» To do:
Go through the records below line by line, counting those that contain the word "inches"; answer with the count only.

» Recorded data:
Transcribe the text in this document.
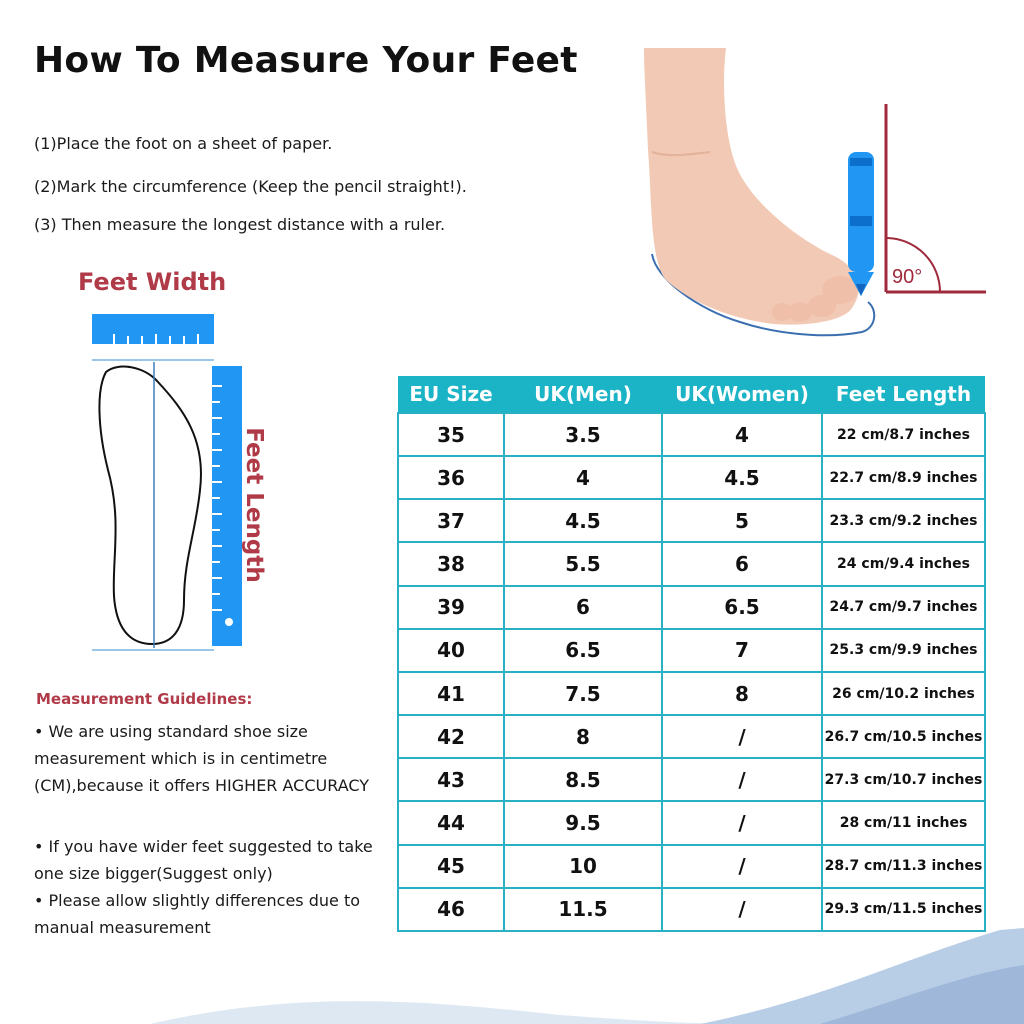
How To Measure Your Feet
(1)Place the foot on a sheet of paper.
(2)Mark the circumference (Keep the pencil straight!).
(3) Then measure the longest distance with a ruler.
90°
Feet Width
Feet Length
Measurement Guidelines:
• We are using standard shoe size measurement which is in centimetre (CM),because it offers HIGHER ACCURACY
• If you have wider feet suggested to take one size bigger(Suggest only)
• Please allow slightly differences due to manual measurement
EU Size	UK(Men)	UK(Women)	Feet Length
35	3.5	4	22 cm/8.7 inches
36	4	4.5	22.7 cm/8.9 inches
37	4.5	5	23.3 cm/9.2 inches
38	5.5	6	24 cm/9.4 inches
39	6	6.5	24.7 cm/9.7 inches
40	6.5	7	25.3 cm/9.9 inches
41	7.5	8	26 cm/10.2 inches
42	8	/	26.7 cm/10.5 inches
43	8.5	/	27.3 cm/10.7 inches
44	9.5	/	28 cm/11 inches
45	10	/	28.7 cm/11.3 inches
46	11.5	/	29.3 cm/11.5 inches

» Final answer:
12